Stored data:
-.-.-
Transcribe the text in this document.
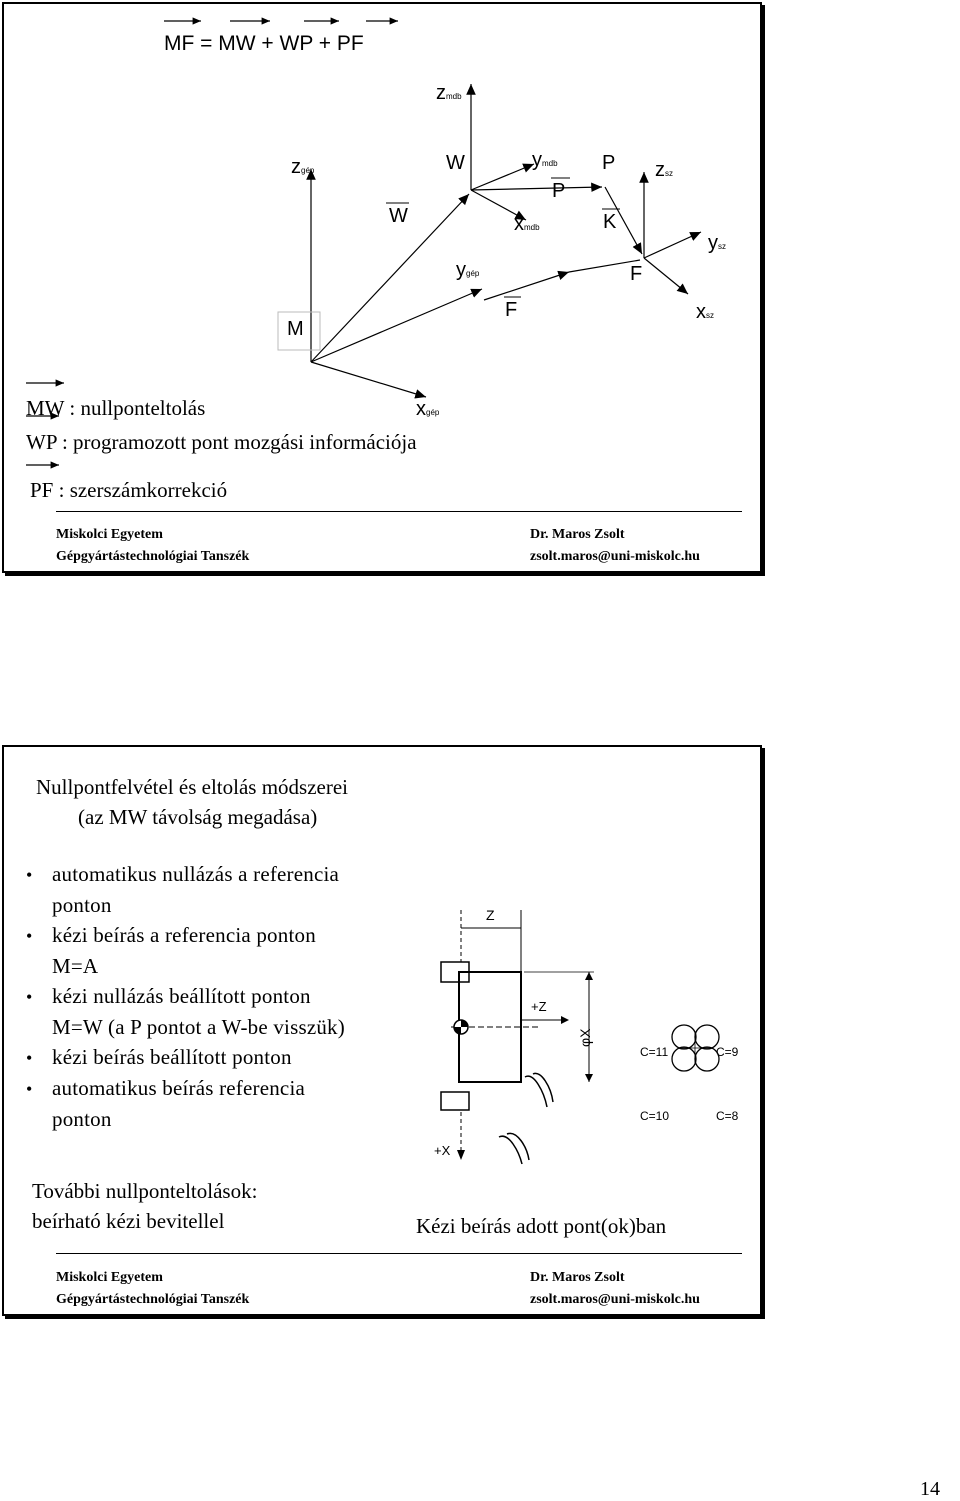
MF = MW + WP + PF
zmdb
zgép	W	ymdb P zsz
P
W	xmdb	K
ysz
ygép	F
F	xsz
M
xgép
MW : nullponteltolás
WP : programozott pont mozgási információja
PF : szerszámkorrekció
Miskolci Egyetem
Gépgyártástechnológiai Tanszék
Dr. Maros Zsolt
zsolt.maros@uni-miskolc.hu
Nullpontfelvétel és eltolás módszerei
(az MW távolság megadása)
• automatikus nullázás a referencia
ponton
• kézi beírás a referencia ponton
M=A
• kézi nullázás beállított ponton
M=W (a P pontot a W-be visszük)
• kézi beírás beállított ponton
• automatikus beírás referencia
ponton
Z
+Z
φX
+X
C=11	C=9
C=10	C=8
További nullponteltolások:
beírható kézi bevitellel	Kézi beírás adott pont(ok)ban
Miskolci Egyetem
Gépgyártástechnológiai Tanszék
Dr. Maros Zsolt
zsolt.maros@uni-miskolc.hu
14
-.-.-
[Exercise objective] Check each line above for the word "beírás", and copy the lines where it appears.

[Solution to the exercise]
• kézi beírás a referencia ponton
• kézi beírás beállított ponton
• automatikus beírás referencia
beírható kézi bevitellel	Kézi beírás adott pont(ok)ban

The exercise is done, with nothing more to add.